• **The request**
Write out every line of the listing below without changing a character, and leave out the pictures.

━━━━━ Raw records ━━━━━

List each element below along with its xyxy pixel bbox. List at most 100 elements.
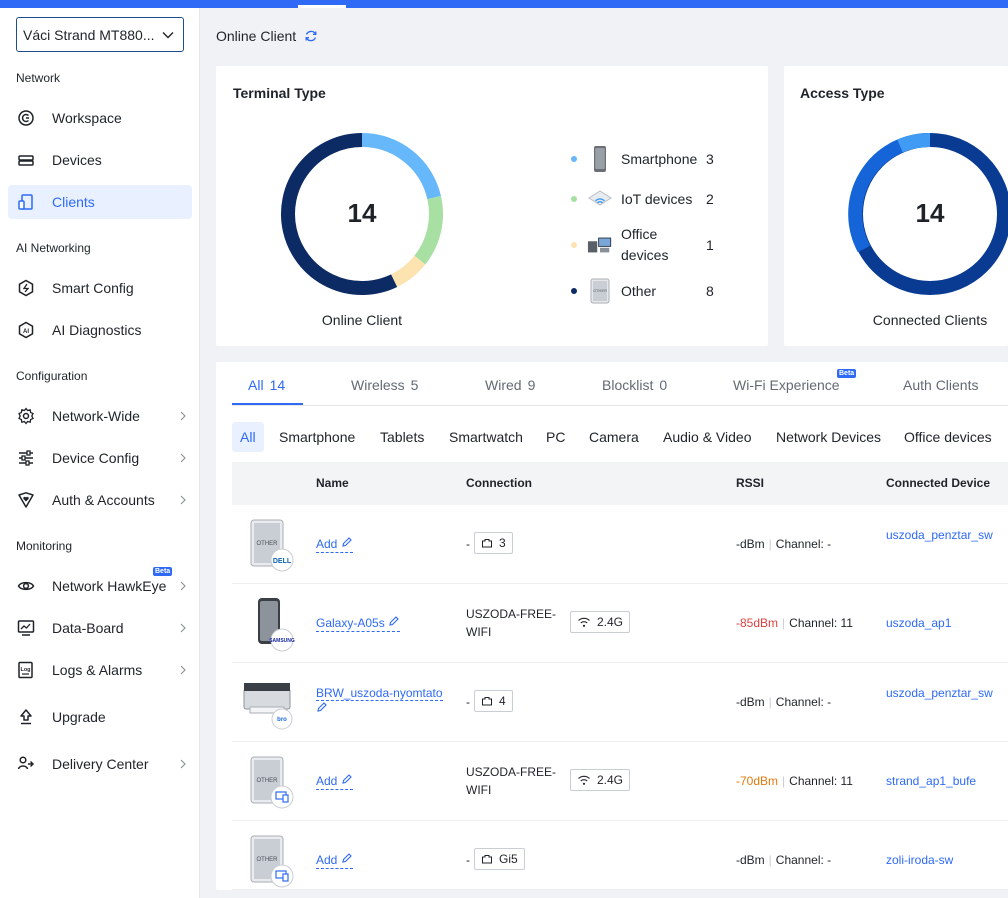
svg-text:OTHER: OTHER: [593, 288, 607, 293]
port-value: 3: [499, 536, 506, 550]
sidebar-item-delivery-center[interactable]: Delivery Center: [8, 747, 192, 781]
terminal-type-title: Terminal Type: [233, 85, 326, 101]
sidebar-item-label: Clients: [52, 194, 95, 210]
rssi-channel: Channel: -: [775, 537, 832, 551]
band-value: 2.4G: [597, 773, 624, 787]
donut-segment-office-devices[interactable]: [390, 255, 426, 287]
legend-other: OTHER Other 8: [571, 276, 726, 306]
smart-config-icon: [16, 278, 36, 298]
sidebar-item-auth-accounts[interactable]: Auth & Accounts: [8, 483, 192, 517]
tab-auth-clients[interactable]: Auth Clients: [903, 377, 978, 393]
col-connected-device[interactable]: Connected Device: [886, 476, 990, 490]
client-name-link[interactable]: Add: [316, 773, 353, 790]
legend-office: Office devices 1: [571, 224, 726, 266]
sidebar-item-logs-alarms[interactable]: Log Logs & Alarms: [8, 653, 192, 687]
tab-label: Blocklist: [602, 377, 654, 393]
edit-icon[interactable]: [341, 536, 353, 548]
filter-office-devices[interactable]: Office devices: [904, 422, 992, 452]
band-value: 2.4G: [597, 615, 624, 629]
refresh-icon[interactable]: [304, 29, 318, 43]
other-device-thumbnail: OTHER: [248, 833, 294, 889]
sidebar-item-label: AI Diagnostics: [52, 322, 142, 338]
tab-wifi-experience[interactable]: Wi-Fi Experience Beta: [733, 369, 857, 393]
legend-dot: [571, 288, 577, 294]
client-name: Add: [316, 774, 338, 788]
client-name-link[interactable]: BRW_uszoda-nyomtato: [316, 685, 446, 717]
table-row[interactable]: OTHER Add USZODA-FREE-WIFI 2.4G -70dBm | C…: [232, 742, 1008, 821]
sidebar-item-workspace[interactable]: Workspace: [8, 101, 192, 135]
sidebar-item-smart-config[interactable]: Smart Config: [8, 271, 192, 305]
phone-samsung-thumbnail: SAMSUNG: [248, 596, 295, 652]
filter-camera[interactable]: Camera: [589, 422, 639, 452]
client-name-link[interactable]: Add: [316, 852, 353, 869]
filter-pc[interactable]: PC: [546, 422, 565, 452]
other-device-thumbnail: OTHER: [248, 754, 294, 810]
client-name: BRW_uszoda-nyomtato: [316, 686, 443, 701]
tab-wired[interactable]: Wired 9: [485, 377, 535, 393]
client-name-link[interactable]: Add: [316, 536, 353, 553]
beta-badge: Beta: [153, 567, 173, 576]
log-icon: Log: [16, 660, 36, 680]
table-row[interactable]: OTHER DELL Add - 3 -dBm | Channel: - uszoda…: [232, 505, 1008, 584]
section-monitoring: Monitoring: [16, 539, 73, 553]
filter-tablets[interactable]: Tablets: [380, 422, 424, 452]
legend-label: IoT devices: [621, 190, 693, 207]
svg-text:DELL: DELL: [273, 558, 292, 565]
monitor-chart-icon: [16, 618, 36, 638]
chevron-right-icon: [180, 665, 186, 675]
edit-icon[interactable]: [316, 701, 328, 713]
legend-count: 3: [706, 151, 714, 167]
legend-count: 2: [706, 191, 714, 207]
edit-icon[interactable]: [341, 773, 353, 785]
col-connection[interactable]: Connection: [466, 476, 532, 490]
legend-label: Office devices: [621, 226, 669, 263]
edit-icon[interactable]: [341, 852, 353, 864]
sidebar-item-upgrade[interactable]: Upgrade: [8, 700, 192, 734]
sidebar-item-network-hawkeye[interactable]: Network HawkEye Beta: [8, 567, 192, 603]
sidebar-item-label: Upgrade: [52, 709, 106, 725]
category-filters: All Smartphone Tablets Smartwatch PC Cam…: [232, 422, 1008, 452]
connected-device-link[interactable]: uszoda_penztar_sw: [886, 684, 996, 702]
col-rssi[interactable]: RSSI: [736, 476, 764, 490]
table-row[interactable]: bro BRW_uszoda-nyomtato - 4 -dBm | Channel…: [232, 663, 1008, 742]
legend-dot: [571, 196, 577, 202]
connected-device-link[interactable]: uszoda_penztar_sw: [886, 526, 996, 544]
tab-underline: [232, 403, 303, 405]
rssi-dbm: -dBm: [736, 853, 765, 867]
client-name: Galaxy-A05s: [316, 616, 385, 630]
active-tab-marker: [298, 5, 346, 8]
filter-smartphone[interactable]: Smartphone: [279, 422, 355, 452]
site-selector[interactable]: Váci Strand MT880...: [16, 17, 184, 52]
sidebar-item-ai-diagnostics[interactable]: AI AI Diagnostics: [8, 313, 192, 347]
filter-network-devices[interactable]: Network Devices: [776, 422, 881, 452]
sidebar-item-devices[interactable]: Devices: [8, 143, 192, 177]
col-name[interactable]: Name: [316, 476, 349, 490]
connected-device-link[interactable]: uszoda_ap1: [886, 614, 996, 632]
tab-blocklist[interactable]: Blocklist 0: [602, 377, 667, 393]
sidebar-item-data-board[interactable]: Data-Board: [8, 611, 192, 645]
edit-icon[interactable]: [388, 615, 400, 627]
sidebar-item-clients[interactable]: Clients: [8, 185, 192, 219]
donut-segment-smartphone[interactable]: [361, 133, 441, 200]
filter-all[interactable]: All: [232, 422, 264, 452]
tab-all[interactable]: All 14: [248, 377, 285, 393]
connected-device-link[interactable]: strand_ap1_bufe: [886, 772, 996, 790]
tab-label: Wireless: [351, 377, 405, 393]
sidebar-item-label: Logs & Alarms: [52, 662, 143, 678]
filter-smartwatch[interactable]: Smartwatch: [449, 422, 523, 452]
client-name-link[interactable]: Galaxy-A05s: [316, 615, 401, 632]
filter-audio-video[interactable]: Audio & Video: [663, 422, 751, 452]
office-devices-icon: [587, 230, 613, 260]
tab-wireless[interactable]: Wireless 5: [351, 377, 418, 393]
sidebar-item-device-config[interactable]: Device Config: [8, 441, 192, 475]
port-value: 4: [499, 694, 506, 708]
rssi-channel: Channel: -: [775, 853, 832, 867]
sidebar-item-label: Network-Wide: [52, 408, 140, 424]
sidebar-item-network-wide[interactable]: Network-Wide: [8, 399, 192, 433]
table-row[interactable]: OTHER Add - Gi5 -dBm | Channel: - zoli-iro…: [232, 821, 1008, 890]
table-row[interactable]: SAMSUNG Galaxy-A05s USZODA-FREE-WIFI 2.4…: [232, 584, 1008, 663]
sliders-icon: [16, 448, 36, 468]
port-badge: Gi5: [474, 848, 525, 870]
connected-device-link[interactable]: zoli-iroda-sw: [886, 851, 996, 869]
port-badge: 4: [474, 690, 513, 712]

━━━━━

• **Output of the task**
List each element below along with its xyxy pixel bbox. List at most 100 elements.
svg-text:OTHER: OTHER: [593, 288, 607, 293]
port-value: 3: [499, 536, 506, 550]
sidebar-item-delivery-center[interactable]: Delivery Center: [8, 747, 192, 781]
terminal-type-title: Terminal Type: [233, 85, 326, 101]
sidebar-item-label: Clients: [52, 194, 95, 210]
rssi-channel: Channel: -: [775, 537, 832, 551]
band-value: 2.4G: [597, 773, 624, 787]
donut-segment-office-devices[interactable]: [390, 255, 426, 287]
legend-other: OTHER Other 8: [571, 276, 726, 306]
smart-config-icon: [16, 278, 36, 298]
sidebar-item-auth-accounts[interactable]: Auth & Accounts: [8, 483, 192, 517]
tab-auth-clients[interactable]: Auth Clients: [903, 377, 978, 393]
col-connected-device[interactable]: Connected Device: [886, 476, 990, 490]
client-name-link[interactable]: Add: [316, 773, 353, 790]
legend-office: Office devices 1: [571, 224, 726, 266]
sidebar-item-logs-alarms[interactable]: Log Logs & Alarms: [8, 653, 192, 687]
tab-label: Blocklist: [602, 377, 654, 393]
edit-icon[interactable]: [341, 536, 353, 548]
filter-office-devices[interactable]: Office devices: [904, 422, 992, 452]
band-value: 2.4G: [597, 615, 624, 629]
refresh-icon[interactable]: [304, 29, 318, 43]
other-device-thumbnail: OTHER: [248, 833, 294, 889]
sidebar-item-label: AI Diagnostics: [52, 322, 142, 338]
tab-wifi-experience[interactable]: Wi-Fi Experience Beta: [733, 369, 857, 393]
legend-dot: [571, 288, 577, 294]
client-name: Add: [316, 774, 338, 788]
client-name-link[interactable]: BRW_uszoda-nyomtato: [316, 685, 446, 717]
table-row[interactable]: OTHER Add USZODA-FREE-WIFI 2.4G -70dBm | C…: [232, 742, 1008, 821]
sidebar-item-workspace[interactable]: Workspace: [8, 101, 192, 135]
sidebar-item-smart-config[interactable]: Smart Config: [8, 271, 192, 305]
phone-samsung-thumbnail: SAMSUNG: [248, 596, 295, 652]
filter-camera[interactable]: Camera: [589, 422, 639, 452]
client-name-link[interactable]: Add: [316, 852, 353, 869]
filter-pc[interactable]: PC: [546, 422, 565, 452]
other-device-thumbnail: OTHER: [248, 754, 294, 810]
client-name: BRW_uszoda-nyomtato: [316, 686, 443, 701]
tab-wired[interactable]: Wired 9: [485, 377, 535, 393]
client-name-link[interactable]: Add: [316, 536, 353, 553]
beta-badge: Beta: [153, 567, 173, 576]
log-icon: Log: [16, 660, 36, 680]
table-row[interactable]: OTHER DELL Add - 3 -dBm | Channel: - uszoda…: [232, 505, 1008, 584]
section-monitoring: Monitoring: [16, 539, 73, 553]
filter-tablets[interactable]: Tablets: [380, 422, 424, 452]
legend-label: IoT devices: [621, 190, 693, 207]
svg-text:DELL: DELL: [273, 558, 292, 565]
monitor-chart-icon: [16, 618, 36, 638]
chevron-right-icon: [180, 665, 186, 675]
edit-icon[interactable]: [316, 701, 328, 713]
legend-count: 3: [706, 151, 714, 167]
legend-count: 2: [706, 191, 714, 207]
edit-icon[interactable]: [341, 773, 353, 785]
col-connection[interactable]: Connection: [466, 476, 532, 490]
legend-label: Office devices: [621, 226, 669, 263]
edit-icon[interactable]: [341, 852, 353, 864]
sidebar-item-upgrade[interactable]: Upgrade: [8, 700, 192, 734]
sidebar-item-network-hawkeye[interactable]: Network HawkEye Beta: [8, 567, 192, 603]
sidebar-item-label: Upgrade: [52, 709, 106, 725]
category-filters: All Smartphone Tablets Smartwatch PC Cam…: [232, 422, 1008, 452]
connected-device-link[interactable]: uszoda_penztar_sw: [886, 684, 996, 702]
col-rssi[interactable]: RSSI: [736, 476, 764, 490]
table-row[interactable]: bro BRW_uszoda-nyomtato - 4 -dBm | Channel…: [232, 663, 1008, 742]
legend-dot: [571, 196, 577, 202]
connected-device-link[interactable]: uszoda_penztar_sw: [886, 526, 996, 544]
tab-underline: [232, 403, 303, 405]
rssi-dbm: -dBm: [736, 853, 765, 867]
client-name: Galaxy-A05s: [316, 616, 385, 630]
active-tab-marker: [298, 5, 346, 8]
filter-smartphone[interactable]: Smartphone: [279, 422, 355, 452]
site-selector[interactable]: Váci Strand MT880...: [16, 17, 184, 52]
sidebar-item-ai-diagnostics[interactable]: AI AI Diagnostics: [8, 313, 192, 347]
filter-network-devices[interactable]: Network Devices: [776, 422, 881, 452]
sidebar-item-devices[interactable]: Devices: [8, 143, 192, 177]
col-name[interactable]: Name: [316, 476, 349, 490]
connected-device-link[interactable]: uszoda_ap1: [886, 614, 996, 632]
tab-blocklist[interactable]: Blocklist 0: [602, 377, 667, 393]
sidebar-item-data-board[interactable]: Data-Board: [8, 611, 192, 645]
edit-icon[interactable]: [388, 615, 400, 627]
sidebar-item-clients[interactable]: Clients: [8, 185, 192, 219]
donut-segment-smartphone[interactable]: [361, 133, 441, 200]
filter-all[interactable]: All: [232, 422, 264, 452]
tab-all[interactable]: All 14: [248, 377, 285, 393]
connected-device-link[interactable]: strand_ap1_bufe: [886, 772, 996, 790]
tab-label: Wireless: [351, 377, 405, 393]
sidebar-item-label: Logs & Alarms: [52, 662, 143, 678]
filter-smartwatch[interactable]: Smartwatch: [449, 422, 523, 452]
client-name-link[interactable]: Galaxy-A05s: [316, 615, 401, 632]
filter-audio-video[interactable]: Audio & Video: [663, 422, 751, 452]
office-devices-icon: [587, 230, 613, 260]
tab-wireless[interactable]: Wireless 5: [351, 377, 418, 393]
sidebar-item-device-config[interactable]: Device Config: [8, 441, 192, 475]
port-value: 4: [499, 694, 506, 708]
rssi-channel: Channel: -: [775, 853, 832, 867]
sidebar-item-label: Network-Wide: [52, 408, 140, 424]
sidebar-item-network-wide[interactable]: Network-Wide: [8, 399, 192, 433]
table-row[interactable]: OTHER Add - Gi5 -dBm | Channel: - zoli-iro…: [232, 821, 1008, 890]
table-row[interactable]: SAMSUNG Galaxy-A05s USZODA-FREE-WIFI 2.4…: [232, 584, 1008, 663]
sliders-icon: [16, 448, 36, 468]
port-badge: Gi5: [474, 848, 525, 870]
connected-device-link[interactable]: zoli-iroda-sw: [886, 851, 996, 869]
port-badge: 4: [474, 690, 513, 712]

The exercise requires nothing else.